> [Set exercise] Copy, in full, each line of the material that holds the word "applikation".

> [Supplied records]
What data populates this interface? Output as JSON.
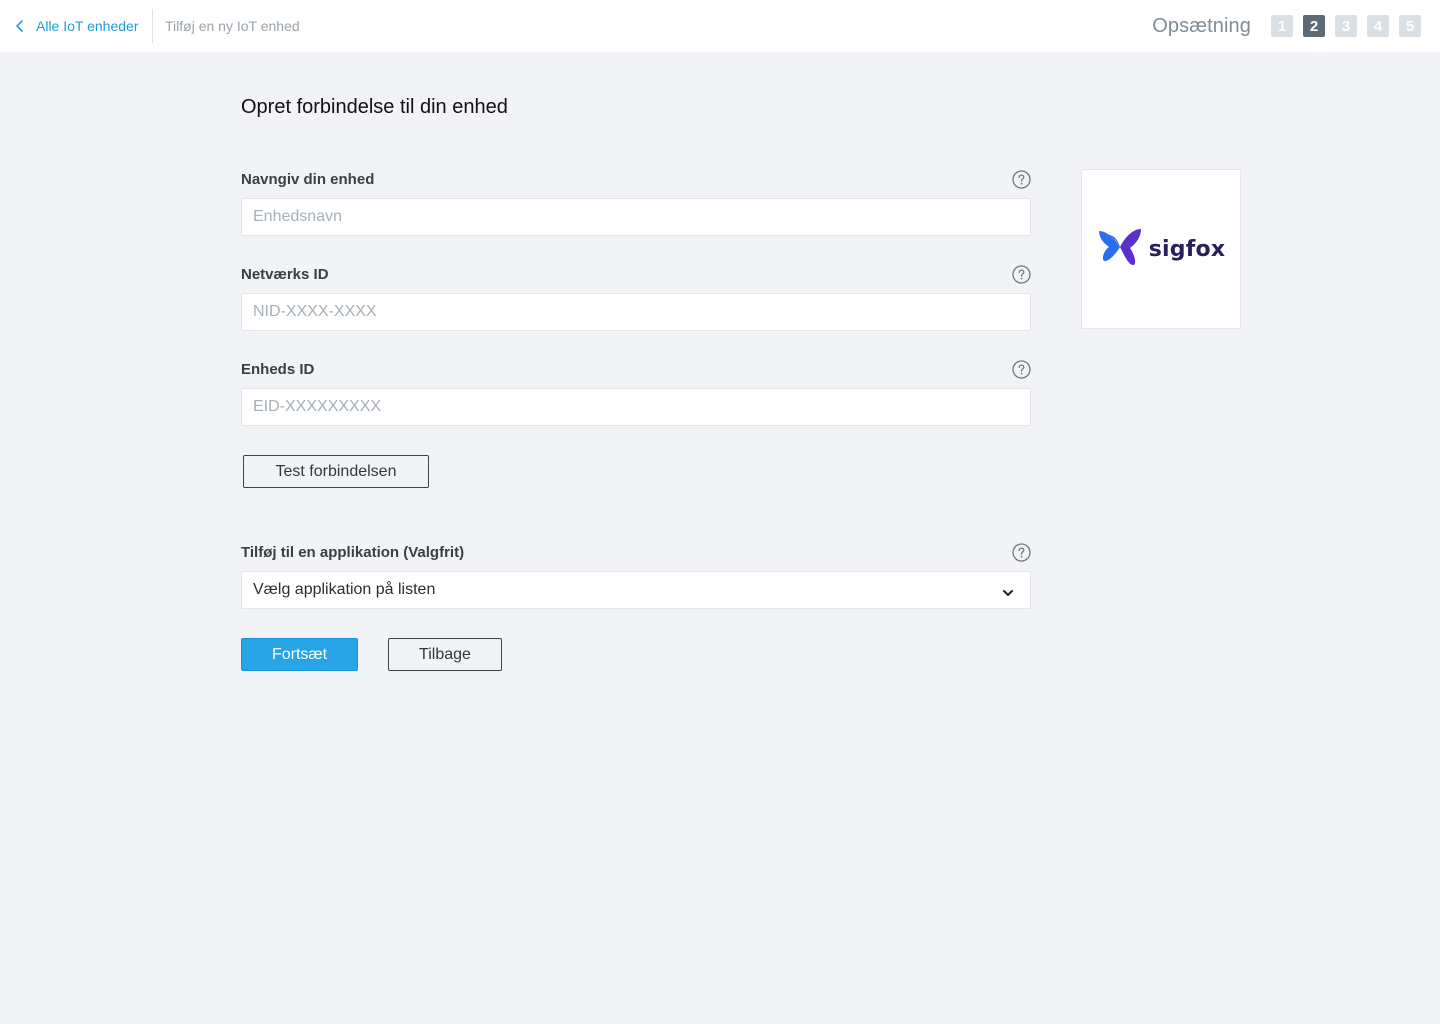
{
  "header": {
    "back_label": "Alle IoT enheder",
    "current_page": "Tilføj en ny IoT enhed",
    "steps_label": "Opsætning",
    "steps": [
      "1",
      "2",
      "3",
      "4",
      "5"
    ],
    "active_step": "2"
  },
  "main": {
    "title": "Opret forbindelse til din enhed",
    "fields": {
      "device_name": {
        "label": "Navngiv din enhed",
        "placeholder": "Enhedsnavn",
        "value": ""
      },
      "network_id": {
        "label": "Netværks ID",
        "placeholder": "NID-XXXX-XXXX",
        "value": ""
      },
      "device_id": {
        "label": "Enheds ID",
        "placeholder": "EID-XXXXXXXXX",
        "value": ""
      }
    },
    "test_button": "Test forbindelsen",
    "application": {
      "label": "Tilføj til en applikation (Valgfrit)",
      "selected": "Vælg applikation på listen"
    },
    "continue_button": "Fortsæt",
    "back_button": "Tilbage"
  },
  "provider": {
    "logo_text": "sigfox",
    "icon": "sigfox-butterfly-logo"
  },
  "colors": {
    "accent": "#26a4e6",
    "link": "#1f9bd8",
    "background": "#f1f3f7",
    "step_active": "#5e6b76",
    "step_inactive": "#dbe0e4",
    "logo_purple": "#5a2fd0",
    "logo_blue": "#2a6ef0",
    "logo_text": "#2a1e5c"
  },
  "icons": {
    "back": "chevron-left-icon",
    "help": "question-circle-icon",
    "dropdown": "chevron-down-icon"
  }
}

---

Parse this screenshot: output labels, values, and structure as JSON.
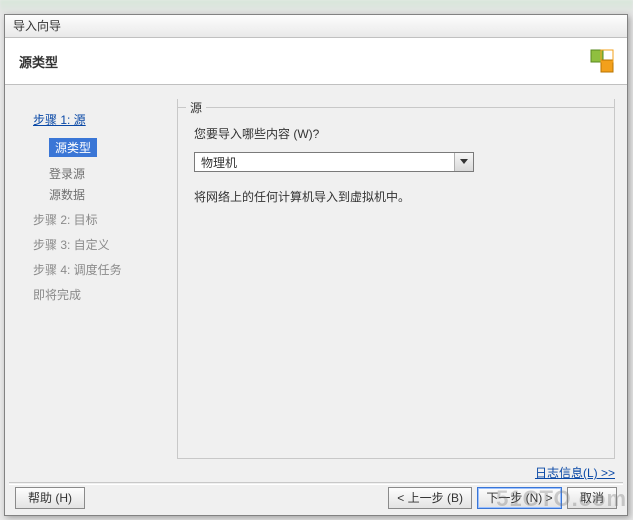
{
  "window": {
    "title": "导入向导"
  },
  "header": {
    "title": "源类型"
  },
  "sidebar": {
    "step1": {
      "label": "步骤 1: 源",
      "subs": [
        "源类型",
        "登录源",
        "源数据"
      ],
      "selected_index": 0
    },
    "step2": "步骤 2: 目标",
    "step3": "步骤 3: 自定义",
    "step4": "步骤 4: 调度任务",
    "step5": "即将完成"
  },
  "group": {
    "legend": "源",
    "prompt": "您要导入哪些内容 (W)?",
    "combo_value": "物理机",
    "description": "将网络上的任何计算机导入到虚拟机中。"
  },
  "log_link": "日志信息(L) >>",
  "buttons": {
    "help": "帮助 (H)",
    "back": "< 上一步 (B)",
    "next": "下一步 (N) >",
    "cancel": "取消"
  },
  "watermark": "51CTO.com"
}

* * *

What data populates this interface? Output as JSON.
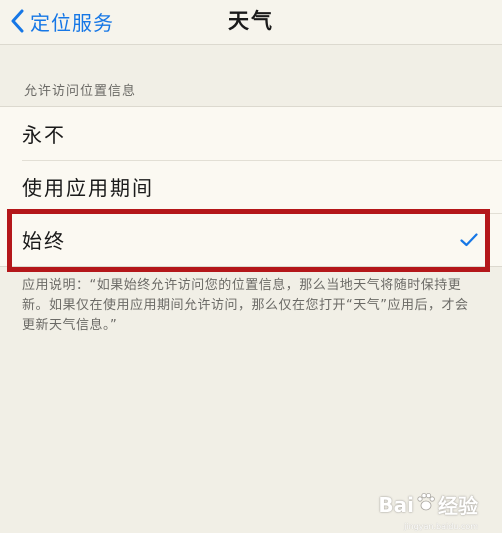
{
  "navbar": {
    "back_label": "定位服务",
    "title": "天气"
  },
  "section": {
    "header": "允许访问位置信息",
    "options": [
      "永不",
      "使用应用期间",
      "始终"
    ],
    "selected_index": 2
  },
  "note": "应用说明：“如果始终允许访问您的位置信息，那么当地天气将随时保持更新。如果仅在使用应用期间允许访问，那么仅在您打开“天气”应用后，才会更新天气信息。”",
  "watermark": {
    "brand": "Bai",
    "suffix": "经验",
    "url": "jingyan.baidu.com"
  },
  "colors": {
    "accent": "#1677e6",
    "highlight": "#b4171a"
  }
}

> [The reply]
      "label": "Tilføj til en applikation (Valgfrit)",
      "selected": "Vælg applikation på listen"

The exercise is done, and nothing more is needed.